**PROVIDED RECORDS:**
+ + + + +

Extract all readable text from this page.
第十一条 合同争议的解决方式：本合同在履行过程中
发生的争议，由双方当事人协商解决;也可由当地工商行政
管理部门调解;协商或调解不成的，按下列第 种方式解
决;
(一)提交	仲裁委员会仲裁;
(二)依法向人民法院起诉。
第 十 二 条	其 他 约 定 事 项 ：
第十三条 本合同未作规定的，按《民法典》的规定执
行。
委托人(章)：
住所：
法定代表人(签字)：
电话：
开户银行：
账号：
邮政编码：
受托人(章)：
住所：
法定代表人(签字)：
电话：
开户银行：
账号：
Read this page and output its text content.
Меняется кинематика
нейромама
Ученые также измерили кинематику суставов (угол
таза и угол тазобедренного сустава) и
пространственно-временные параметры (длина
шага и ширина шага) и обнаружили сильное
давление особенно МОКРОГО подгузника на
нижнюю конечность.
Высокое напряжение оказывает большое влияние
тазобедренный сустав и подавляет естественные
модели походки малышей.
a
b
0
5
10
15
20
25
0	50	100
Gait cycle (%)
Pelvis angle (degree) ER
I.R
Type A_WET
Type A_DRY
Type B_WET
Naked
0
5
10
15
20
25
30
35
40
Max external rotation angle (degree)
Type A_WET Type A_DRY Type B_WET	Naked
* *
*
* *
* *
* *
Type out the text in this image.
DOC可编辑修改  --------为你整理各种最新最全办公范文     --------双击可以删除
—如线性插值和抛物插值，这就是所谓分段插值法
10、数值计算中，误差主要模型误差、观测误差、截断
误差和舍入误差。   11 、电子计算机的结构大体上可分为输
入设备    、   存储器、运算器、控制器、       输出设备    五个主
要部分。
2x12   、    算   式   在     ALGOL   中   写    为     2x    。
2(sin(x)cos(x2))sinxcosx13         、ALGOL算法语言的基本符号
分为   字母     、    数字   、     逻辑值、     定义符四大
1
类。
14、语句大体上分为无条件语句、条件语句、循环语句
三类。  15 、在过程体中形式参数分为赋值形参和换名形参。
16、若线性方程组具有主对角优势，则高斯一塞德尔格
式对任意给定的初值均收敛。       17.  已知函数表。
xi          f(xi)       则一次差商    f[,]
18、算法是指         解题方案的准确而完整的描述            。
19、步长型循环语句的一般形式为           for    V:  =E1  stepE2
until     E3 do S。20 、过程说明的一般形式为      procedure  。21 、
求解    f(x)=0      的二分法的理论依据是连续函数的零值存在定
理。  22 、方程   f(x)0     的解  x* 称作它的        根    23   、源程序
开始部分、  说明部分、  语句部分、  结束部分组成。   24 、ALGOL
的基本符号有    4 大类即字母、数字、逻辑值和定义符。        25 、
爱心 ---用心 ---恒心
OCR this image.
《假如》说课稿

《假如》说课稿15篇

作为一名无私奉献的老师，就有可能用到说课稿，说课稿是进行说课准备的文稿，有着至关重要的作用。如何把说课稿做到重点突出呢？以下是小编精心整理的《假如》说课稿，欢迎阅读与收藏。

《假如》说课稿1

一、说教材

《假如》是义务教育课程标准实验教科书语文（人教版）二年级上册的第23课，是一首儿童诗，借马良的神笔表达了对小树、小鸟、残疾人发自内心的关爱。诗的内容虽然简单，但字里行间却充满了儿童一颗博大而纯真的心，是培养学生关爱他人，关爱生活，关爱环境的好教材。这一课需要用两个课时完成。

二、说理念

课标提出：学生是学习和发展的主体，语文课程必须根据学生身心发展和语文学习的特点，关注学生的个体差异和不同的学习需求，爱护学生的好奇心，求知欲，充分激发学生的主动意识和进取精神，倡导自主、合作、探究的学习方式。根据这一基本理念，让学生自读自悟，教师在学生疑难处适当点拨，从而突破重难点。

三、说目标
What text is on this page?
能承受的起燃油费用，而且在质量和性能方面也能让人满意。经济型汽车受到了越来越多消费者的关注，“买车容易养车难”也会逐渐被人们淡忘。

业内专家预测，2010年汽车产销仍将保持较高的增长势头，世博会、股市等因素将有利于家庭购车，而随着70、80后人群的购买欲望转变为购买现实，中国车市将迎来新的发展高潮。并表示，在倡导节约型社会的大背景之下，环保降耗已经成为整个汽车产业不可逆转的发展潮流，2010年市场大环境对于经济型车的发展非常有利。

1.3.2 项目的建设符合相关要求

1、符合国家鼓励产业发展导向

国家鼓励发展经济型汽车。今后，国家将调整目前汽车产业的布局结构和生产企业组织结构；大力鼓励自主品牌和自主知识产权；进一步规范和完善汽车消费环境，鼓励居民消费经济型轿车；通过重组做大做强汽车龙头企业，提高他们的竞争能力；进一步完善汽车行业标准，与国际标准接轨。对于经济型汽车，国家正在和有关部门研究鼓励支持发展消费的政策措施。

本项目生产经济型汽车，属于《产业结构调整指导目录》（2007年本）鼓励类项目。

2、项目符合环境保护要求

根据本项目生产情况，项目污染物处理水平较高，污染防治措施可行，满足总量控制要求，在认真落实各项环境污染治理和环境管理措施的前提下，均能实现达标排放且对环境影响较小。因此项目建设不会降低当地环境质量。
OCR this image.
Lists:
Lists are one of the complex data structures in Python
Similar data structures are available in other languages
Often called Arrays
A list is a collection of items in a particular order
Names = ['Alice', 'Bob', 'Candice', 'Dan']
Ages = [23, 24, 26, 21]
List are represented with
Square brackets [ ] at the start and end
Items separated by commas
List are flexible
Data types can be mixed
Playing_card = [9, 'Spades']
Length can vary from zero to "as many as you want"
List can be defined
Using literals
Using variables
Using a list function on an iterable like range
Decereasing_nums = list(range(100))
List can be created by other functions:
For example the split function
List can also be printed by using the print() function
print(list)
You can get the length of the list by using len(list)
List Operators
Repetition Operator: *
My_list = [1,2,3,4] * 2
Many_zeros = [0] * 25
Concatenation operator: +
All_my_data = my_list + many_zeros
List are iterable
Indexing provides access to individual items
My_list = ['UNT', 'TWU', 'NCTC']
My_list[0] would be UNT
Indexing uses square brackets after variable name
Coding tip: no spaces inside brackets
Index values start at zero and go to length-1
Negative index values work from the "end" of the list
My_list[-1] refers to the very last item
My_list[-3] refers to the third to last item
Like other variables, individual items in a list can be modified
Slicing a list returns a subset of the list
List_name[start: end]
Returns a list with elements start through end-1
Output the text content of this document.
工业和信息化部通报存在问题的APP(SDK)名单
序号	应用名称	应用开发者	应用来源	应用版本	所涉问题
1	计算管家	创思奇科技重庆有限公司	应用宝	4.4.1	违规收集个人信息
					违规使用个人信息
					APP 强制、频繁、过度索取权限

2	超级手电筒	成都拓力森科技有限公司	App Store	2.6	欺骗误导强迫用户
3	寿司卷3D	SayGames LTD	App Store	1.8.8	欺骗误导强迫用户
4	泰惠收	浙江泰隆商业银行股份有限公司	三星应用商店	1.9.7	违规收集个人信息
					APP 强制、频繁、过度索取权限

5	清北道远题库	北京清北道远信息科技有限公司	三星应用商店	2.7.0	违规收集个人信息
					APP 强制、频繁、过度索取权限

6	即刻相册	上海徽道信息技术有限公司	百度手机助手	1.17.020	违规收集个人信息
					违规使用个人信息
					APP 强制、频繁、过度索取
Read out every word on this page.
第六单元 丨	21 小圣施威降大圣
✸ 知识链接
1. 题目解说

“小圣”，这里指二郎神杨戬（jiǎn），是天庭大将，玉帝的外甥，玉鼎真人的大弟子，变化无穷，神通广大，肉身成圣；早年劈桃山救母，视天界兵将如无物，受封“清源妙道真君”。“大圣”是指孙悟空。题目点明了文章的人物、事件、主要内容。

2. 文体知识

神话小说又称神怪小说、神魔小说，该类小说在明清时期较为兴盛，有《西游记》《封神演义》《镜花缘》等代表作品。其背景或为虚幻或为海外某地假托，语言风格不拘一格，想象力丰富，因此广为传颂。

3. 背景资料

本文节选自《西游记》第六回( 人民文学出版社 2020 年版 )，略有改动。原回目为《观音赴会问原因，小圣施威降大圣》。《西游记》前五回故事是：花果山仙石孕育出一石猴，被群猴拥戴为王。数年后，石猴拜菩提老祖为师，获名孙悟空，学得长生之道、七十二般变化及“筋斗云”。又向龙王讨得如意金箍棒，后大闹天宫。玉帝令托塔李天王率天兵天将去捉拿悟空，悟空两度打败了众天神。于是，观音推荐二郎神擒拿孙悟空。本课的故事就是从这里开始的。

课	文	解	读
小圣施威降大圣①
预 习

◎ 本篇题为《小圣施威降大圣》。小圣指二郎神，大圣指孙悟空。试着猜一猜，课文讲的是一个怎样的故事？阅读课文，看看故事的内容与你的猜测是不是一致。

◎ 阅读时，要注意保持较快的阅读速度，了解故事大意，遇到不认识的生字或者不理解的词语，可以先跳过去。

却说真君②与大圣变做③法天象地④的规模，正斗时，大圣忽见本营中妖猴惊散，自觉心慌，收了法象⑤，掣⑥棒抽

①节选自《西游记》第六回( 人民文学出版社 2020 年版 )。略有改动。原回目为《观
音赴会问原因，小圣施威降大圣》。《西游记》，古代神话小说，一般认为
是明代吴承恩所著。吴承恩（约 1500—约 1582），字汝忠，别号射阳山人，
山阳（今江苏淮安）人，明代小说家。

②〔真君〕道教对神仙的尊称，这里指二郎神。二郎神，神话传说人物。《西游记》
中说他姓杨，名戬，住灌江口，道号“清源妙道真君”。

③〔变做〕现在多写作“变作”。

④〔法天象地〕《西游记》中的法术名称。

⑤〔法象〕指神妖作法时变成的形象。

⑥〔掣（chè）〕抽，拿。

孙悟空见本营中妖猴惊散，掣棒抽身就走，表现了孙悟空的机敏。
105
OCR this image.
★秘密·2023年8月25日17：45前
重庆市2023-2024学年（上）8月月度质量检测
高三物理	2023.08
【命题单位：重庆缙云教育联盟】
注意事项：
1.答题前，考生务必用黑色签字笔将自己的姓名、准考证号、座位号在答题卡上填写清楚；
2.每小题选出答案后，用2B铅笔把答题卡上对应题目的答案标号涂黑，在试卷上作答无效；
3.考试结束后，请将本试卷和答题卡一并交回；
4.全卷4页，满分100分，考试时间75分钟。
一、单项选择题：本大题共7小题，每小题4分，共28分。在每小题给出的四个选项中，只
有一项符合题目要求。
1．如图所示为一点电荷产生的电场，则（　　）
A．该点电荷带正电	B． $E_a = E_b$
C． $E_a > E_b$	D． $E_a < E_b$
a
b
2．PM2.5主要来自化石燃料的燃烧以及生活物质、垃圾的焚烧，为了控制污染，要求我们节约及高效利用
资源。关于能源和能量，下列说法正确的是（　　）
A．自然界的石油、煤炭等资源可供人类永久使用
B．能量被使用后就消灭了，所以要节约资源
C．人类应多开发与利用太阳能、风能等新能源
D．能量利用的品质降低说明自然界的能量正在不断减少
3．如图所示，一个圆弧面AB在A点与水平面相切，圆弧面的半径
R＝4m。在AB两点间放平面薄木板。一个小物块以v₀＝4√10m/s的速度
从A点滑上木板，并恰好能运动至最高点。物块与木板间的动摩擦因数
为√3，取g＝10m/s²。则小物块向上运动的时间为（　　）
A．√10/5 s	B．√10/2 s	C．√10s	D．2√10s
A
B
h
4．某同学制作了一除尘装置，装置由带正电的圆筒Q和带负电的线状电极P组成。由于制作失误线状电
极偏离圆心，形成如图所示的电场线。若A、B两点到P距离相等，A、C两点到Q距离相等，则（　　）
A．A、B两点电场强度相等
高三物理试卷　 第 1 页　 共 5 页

+ + + + +

**WHAT THE TASK REQUIRES:** Show the lines of the data that hold the word "with".

**WRITTEN ANSWER:**
List are represented with
Returns a list with elements start through end-1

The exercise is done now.